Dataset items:
(begin)
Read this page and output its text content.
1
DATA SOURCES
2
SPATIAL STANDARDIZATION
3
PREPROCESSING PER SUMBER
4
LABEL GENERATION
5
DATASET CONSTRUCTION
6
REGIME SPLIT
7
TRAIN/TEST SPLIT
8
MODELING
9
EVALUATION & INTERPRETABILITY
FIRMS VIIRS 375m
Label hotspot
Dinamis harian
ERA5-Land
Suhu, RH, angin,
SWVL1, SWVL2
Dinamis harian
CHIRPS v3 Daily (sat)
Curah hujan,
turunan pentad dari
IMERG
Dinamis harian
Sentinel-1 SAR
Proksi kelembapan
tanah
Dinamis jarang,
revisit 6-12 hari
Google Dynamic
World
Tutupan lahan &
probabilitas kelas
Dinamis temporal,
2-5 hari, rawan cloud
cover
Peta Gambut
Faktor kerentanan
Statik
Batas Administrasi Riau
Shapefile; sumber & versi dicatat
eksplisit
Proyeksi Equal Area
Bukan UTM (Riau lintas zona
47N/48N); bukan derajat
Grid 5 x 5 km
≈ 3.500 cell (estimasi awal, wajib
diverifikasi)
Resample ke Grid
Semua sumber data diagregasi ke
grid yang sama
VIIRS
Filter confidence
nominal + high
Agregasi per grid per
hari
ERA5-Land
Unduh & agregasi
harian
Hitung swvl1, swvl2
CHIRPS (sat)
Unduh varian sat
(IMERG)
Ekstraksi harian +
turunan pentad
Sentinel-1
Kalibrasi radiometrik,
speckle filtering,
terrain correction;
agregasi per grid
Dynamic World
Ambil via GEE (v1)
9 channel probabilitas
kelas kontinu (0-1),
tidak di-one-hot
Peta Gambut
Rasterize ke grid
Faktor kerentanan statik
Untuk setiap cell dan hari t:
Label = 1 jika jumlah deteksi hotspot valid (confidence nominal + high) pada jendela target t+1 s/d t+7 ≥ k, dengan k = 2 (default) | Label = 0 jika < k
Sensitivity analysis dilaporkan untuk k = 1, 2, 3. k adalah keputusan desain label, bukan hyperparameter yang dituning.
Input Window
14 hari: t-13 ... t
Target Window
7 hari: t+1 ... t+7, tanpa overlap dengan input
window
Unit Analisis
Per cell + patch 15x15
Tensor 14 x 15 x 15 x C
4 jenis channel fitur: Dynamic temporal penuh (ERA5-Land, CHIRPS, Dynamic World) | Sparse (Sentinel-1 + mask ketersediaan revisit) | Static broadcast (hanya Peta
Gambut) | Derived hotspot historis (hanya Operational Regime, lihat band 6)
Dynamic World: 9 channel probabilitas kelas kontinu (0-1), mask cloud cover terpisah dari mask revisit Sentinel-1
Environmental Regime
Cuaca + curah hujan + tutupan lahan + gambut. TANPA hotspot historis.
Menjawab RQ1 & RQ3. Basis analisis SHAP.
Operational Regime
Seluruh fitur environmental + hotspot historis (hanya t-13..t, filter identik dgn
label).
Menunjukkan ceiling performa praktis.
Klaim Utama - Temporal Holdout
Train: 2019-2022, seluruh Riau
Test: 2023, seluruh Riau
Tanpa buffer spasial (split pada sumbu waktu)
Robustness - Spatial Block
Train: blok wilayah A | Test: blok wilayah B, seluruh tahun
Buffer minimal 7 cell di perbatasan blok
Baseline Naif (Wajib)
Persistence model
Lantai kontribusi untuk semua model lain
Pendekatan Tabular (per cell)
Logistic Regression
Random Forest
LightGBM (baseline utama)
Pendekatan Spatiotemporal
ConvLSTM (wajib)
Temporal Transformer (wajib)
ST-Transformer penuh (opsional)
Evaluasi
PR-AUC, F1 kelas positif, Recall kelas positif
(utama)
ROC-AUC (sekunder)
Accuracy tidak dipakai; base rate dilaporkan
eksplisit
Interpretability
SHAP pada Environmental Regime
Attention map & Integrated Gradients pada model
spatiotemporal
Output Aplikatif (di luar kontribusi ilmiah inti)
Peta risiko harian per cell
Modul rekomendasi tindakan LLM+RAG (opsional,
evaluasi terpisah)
(end)
Looking at the listing above, count the lines that contain "tidak" and give nothing but the number.

Correct response:
2